[Records that describe figures]
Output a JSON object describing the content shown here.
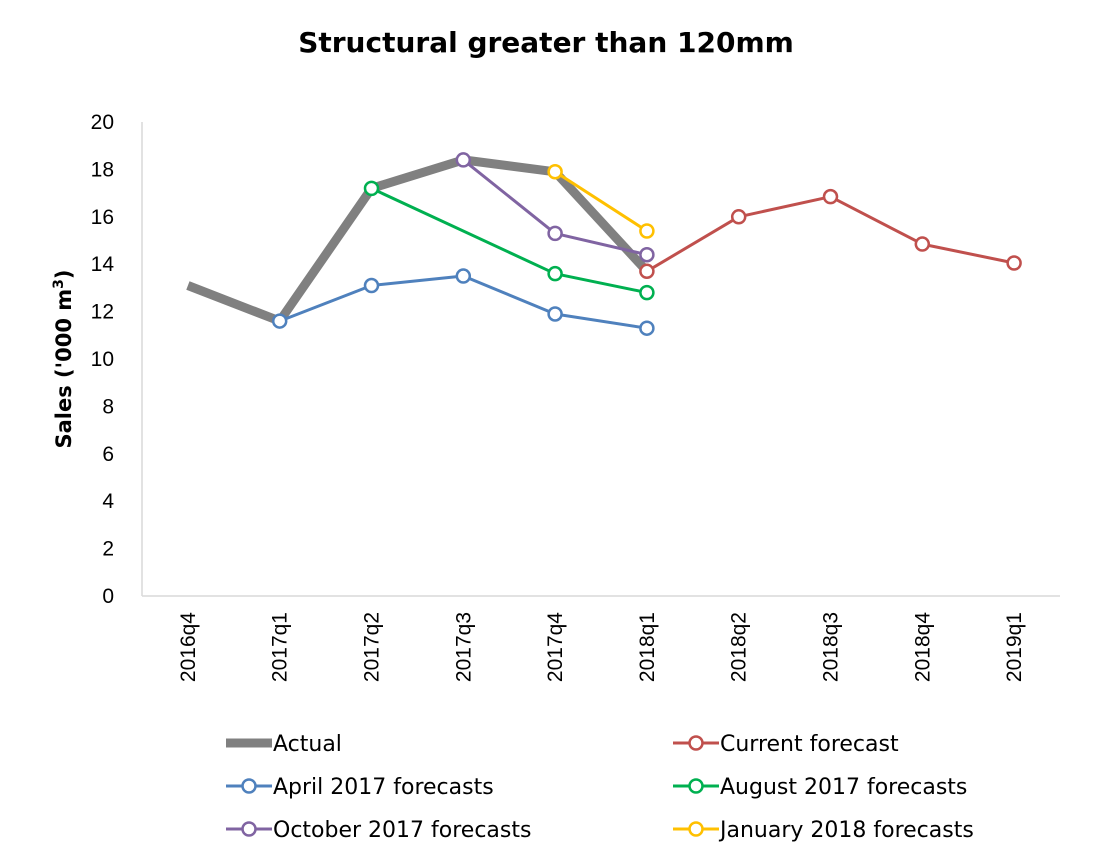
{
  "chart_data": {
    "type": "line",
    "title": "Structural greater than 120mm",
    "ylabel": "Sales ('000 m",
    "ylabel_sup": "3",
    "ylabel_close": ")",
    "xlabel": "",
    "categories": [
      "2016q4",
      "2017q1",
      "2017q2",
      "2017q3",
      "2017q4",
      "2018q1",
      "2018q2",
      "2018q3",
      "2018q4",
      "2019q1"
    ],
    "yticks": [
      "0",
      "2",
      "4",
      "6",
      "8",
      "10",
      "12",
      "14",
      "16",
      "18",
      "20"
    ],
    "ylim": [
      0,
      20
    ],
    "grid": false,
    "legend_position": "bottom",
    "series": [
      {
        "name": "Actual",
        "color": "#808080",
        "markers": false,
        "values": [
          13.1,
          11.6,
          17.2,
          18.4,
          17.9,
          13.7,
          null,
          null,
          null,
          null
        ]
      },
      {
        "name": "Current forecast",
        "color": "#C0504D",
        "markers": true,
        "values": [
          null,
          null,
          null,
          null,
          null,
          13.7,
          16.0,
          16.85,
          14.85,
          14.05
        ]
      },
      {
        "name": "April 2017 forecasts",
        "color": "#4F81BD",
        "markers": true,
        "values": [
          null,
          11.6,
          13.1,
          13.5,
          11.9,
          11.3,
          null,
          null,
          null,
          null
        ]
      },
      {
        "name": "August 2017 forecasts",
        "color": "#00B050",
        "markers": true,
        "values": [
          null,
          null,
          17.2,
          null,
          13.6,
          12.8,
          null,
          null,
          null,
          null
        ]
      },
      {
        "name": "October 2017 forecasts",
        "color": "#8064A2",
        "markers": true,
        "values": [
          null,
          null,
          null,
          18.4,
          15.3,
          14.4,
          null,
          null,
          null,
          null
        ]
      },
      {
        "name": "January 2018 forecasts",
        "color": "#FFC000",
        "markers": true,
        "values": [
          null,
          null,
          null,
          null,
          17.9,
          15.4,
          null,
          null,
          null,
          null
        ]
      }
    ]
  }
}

==

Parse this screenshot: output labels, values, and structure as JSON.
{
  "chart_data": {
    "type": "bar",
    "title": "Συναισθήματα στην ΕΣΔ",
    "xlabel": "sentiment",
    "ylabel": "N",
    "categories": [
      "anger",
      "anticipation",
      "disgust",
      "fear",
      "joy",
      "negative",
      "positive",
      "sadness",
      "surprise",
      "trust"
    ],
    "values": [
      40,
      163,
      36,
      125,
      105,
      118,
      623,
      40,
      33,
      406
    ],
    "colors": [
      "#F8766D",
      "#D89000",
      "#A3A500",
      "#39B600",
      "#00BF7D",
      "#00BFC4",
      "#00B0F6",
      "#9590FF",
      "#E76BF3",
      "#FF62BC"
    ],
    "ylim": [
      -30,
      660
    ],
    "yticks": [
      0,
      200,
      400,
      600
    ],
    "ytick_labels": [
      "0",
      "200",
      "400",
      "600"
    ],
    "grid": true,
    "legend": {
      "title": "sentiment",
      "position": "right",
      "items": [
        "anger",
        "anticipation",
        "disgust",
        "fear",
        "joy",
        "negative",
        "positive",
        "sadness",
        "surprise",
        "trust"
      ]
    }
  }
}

_What you will do_. Go over the data above and copy every line that has the word "forecasts" in it.

_Output below_.
        "name": "April 2017 forecasts",
        "name": "August 2017 forecasts",
        "name": "October 2017 forecasts",
        "name": "January 2018 forecasts",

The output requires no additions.